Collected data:
>> Begin
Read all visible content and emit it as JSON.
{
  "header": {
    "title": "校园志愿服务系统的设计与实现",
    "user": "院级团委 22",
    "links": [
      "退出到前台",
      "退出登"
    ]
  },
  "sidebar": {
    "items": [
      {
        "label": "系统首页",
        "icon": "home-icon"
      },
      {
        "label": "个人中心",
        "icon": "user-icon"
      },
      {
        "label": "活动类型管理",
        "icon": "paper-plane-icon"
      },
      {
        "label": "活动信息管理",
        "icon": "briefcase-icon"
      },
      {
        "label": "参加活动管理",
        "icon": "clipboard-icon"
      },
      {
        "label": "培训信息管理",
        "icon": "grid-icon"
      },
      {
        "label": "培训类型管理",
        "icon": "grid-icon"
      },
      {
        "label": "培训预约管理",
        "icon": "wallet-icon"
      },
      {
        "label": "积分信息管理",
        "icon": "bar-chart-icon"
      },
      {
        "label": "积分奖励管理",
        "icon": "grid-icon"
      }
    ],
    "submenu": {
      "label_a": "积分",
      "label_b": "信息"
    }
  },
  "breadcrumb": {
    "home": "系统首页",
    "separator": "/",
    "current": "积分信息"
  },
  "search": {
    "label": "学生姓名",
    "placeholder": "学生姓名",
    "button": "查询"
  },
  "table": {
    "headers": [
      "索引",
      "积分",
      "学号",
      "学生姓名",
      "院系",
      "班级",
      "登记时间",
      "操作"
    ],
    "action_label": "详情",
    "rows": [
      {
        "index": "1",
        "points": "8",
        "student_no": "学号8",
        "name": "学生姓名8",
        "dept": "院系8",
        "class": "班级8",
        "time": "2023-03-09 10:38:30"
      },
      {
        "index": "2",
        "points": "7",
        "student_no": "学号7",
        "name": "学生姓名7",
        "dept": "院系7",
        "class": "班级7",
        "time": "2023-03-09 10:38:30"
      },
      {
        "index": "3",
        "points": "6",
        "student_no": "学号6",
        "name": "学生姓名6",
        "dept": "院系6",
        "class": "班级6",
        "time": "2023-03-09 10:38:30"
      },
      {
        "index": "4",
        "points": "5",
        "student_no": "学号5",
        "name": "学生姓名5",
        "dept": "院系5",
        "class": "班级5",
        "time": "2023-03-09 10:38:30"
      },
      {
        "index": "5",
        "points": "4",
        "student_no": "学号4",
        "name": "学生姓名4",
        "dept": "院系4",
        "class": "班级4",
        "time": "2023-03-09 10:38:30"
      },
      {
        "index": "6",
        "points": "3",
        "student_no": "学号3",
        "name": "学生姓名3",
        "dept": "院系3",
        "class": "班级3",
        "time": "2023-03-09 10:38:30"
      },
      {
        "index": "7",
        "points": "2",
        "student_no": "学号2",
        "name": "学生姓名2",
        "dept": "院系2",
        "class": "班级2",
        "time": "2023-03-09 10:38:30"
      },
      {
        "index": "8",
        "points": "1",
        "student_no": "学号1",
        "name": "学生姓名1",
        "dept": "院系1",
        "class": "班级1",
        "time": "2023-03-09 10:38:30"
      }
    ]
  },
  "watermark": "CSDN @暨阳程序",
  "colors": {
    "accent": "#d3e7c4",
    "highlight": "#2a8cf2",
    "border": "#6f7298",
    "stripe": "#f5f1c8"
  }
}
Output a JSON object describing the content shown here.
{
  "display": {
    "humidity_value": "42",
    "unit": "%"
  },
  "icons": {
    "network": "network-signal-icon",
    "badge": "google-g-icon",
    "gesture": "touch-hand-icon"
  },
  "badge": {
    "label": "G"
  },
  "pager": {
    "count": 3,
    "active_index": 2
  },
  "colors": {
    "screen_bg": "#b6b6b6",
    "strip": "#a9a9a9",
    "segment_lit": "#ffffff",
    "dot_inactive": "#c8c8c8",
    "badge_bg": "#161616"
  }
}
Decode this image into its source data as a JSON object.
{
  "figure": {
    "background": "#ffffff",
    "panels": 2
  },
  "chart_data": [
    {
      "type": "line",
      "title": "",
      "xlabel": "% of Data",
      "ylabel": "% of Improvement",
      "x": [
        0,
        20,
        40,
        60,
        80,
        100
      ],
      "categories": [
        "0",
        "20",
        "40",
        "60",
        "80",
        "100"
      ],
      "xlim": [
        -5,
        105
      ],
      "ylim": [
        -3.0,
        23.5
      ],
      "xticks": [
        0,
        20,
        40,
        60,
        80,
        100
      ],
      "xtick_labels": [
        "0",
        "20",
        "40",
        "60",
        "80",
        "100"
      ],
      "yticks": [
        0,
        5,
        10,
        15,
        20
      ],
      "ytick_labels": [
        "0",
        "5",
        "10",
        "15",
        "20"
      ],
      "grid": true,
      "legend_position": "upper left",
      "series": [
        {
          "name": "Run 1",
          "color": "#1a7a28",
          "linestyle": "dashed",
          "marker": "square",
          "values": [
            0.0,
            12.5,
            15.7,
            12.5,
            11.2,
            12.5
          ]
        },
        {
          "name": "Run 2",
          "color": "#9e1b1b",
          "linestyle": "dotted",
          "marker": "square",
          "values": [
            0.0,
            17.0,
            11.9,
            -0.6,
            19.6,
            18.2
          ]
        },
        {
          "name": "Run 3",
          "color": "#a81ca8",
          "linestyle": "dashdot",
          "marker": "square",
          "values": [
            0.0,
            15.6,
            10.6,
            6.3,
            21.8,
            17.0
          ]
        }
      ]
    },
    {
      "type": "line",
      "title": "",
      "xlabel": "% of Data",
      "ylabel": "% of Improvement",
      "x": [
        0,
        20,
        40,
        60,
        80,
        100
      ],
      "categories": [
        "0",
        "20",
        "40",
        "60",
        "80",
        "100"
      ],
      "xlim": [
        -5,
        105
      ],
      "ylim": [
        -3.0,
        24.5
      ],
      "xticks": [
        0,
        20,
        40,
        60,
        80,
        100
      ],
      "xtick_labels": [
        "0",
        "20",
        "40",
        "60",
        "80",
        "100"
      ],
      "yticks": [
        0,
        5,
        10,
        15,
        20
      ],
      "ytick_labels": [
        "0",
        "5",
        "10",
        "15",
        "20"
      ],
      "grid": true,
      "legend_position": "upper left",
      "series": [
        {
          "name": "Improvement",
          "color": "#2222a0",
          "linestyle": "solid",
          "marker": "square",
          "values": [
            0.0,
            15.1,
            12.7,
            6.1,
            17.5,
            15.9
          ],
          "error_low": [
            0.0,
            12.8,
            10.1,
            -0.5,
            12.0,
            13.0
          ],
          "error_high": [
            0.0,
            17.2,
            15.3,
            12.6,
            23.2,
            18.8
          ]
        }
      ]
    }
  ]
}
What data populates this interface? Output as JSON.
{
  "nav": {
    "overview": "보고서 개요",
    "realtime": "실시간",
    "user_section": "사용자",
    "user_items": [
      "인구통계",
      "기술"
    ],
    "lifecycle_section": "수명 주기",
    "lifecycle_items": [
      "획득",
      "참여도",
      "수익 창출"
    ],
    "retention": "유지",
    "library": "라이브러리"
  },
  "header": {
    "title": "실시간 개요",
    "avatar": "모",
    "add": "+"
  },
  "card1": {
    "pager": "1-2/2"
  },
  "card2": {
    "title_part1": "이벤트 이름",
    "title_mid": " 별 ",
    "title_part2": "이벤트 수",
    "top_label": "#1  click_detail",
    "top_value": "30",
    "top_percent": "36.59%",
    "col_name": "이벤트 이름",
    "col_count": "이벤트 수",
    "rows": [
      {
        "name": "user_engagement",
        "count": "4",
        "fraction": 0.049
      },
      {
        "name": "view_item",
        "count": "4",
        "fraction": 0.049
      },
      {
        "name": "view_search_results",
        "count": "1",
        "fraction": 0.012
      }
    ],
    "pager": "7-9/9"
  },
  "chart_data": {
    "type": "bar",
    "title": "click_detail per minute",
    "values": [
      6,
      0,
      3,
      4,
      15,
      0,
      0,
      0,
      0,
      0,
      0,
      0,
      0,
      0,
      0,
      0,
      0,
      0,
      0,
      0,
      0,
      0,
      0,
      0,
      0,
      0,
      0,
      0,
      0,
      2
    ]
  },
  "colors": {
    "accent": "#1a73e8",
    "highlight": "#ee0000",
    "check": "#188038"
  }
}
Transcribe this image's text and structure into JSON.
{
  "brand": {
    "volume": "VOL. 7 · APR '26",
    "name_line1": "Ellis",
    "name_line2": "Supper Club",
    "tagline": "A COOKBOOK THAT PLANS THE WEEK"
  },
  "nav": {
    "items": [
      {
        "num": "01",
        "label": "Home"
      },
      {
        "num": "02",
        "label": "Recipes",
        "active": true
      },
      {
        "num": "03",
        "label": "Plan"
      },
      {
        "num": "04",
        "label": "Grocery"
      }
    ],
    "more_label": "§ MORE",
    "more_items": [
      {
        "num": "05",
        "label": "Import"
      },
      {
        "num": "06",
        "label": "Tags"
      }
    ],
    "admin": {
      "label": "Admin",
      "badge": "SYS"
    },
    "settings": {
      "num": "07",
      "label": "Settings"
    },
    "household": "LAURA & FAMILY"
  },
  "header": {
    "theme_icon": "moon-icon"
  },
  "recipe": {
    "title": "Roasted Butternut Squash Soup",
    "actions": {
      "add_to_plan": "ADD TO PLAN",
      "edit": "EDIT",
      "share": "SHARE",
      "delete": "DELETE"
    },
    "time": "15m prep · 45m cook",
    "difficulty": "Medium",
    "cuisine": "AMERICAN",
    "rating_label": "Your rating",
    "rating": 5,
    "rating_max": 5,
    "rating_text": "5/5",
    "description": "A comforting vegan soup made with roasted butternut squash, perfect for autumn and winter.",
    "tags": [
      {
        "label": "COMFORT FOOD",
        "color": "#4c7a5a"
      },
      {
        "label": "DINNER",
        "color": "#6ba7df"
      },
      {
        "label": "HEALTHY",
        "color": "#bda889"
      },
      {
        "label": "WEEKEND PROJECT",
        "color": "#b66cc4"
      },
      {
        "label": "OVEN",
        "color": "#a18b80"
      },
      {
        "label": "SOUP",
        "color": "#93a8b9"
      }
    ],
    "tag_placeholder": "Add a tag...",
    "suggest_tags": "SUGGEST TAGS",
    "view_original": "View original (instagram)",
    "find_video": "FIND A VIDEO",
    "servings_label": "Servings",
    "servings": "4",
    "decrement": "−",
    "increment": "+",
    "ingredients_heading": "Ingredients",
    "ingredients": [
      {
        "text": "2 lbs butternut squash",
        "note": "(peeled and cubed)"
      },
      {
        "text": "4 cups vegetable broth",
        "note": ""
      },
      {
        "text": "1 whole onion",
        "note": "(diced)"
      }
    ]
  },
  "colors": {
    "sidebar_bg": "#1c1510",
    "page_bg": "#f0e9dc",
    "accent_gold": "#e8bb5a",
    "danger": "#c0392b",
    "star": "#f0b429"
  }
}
>> End
• Work required: Using the listing, collect all lines in which the string "linestyle" is found.

• Answer for the task:
          "linestyle": "dashed",
          "linestyle": "dotted",
          "linestyle": "dashdot",
          "linestyle": "solid",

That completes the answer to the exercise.